**Problem to solve**
Copy out all lines in the data below containing the string "JSON".

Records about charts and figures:
* * * *
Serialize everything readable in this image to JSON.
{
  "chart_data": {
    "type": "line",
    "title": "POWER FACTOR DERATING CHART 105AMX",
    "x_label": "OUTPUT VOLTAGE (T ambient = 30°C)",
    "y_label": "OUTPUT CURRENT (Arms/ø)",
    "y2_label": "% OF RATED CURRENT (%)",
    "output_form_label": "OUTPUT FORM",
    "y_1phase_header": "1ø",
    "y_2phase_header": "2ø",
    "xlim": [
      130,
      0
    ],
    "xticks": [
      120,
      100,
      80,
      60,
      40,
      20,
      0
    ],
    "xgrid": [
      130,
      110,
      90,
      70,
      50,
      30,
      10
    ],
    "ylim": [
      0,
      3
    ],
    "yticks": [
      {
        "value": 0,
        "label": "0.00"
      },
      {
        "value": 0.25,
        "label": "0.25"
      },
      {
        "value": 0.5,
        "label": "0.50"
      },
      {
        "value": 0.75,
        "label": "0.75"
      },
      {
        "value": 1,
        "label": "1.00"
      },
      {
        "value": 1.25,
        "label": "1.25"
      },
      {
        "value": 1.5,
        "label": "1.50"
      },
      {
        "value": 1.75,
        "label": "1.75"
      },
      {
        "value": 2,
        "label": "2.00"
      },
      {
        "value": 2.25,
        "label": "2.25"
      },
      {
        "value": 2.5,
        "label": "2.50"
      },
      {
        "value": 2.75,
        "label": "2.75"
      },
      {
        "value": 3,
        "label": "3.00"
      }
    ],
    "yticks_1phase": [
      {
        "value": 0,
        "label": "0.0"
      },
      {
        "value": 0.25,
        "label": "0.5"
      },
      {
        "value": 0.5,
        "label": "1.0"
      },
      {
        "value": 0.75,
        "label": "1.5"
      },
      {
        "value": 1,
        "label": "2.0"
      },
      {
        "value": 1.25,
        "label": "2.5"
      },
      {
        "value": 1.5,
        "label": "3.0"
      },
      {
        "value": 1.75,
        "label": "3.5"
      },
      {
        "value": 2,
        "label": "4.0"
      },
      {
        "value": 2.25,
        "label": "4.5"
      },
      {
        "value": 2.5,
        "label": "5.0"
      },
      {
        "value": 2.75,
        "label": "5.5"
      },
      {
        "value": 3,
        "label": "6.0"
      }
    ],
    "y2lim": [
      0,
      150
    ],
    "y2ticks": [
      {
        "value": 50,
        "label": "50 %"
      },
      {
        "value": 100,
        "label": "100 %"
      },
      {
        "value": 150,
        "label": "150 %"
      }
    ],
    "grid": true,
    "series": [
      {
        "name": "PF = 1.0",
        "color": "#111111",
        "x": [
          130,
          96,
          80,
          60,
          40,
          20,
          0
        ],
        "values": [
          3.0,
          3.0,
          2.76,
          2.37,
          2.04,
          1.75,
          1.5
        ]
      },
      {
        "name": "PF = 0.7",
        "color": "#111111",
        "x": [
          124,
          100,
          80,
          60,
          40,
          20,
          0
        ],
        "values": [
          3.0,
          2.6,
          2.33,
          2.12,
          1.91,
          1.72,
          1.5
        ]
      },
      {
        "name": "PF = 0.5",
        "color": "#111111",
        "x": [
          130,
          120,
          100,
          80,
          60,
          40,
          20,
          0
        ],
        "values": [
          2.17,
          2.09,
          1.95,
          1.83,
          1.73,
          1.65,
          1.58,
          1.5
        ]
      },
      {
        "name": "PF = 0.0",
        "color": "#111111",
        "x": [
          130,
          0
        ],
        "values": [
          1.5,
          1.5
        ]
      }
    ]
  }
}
* * * *
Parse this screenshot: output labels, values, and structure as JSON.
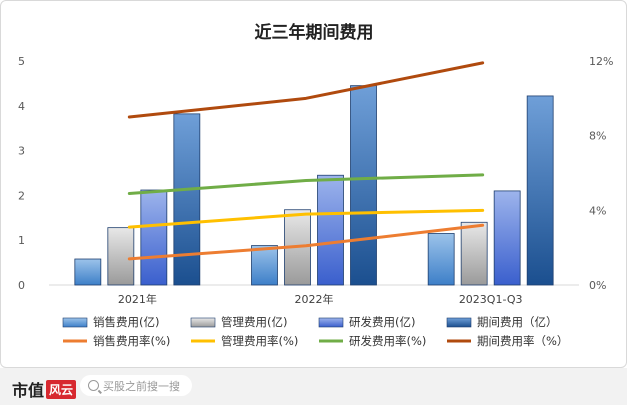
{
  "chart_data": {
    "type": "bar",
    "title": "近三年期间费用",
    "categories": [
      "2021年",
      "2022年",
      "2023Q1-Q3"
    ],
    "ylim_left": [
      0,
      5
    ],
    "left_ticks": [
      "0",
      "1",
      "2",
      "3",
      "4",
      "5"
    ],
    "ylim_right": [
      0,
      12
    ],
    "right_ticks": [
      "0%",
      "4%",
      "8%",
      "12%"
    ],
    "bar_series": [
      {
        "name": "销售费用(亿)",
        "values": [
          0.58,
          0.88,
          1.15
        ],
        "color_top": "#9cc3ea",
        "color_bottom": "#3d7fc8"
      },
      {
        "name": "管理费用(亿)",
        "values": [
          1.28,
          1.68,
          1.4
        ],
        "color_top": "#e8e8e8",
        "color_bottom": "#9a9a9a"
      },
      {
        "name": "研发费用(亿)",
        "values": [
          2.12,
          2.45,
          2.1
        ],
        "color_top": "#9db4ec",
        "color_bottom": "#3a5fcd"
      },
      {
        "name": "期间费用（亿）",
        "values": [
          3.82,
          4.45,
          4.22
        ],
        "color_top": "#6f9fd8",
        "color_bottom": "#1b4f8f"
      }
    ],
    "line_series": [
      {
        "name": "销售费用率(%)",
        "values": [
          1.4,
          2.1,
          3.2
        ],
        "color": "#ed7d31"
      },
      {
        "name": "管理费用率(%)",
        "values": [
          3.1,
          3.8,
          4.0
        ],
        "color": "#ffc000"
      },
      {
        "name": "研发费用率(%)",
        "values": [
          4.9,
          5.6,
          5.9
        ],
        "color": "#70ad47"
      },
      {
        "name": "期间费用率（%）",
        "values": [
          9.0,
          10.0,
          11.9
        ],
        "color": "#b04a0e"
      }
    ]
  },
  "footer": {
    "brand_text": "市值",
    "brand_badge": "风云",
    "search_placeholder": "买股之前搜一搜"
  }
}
* * * *
**Answer to the exercise**
Serialize everything readable in this image to JSON.
Parse this screenshot: output labels, values, and structure as JSON.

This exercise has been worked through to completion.